GIVEN INSTRUCTION:
Show every line below where "million" can be found.

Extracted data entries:
## START

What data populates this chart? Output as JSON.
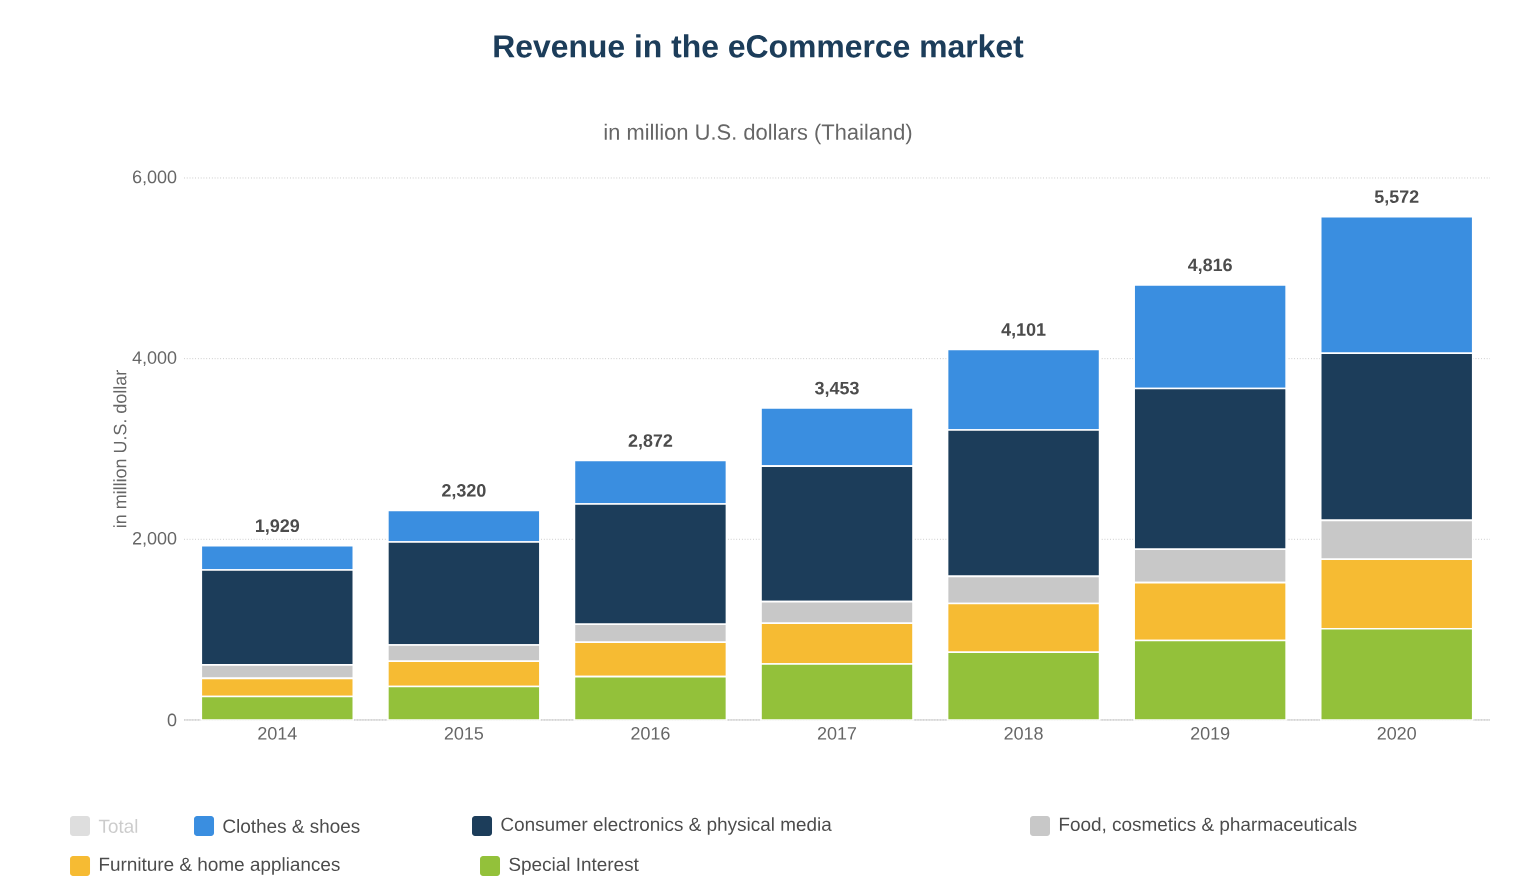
{
  "chart_data": {
    "type": "bar",
    "title": "Revenue in the eCommerce market",
    "subtitle": "in million U.S. dollars (Thailand)",
    "ylabel": "in million U.S. dollar",
    "categories": [
      "2014",
      "2015",
      "2016",
      "2017",
      "2018",
      "2019",
      "2020"
    ],
    "stacked": true,
    "series": [
      {
        "name": "Special Interest",
        "color": "#93c13a",
        "values": [
          260,
          370,
          480,
          620,
          750,
          880,
          1010
        ]
      },
      {
        "name": "Furniture & home appliances",
        "color": "#f6bb33",
        "values": [
          200,
          280,
          380,
          450,
          540,
          640,
          770
        ]
      },
      {
        "name": "Food, cosmetics & pharmaceuticals",
        "color": "#c8c8c8",
        "values": [
          150,
          180,
          200,
          240,
          300,
          370,
          430
        ]
      },
      {
        "name": "Consumer electronics & physical media",
        "color": "#1c3d5a",
        "values": [
          1050,
          1140,
          1330,
          1500,
          1620,
          1780,
          1850
        ]
      },
      {
        "name": "Clothes & shoes",
        "color": "#3a8ee0",
        "values": [
          269,
          350,
          482,
          643,
          891,
          1146,
          1512
        ]
      },
      {
        "name": "Total",
        "color": "#dedede",
        "values": [
          null,
          null,
          null,
          null,
          null,
          null,
          null
        ]
      }
    ],
    "totals": [
      "1,929",
      "2,320",
      "2,872",
      "3,453",
      "4,101",
      "4,816",
      "5,572"
    ],
    "ylim": [
      0,
      6000
    ],
    "yticks": [
      {
        "value": 0,
        "label": "0"
      },
      {
        "value": 2000,
        "label": "2,000"
      },
      {
        "value": 4000,
        "label": "4,000"
      },
      {
        "value": 6000,
        "label": "6,000"
      }
    ],
    "grid": "y",
    "legend": "bottom"
  }
}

## END

THE RESULT:
    "subtitle": "in million U.S. dollars (Thailand)",
    "ylabel": "in million U.S. dollar",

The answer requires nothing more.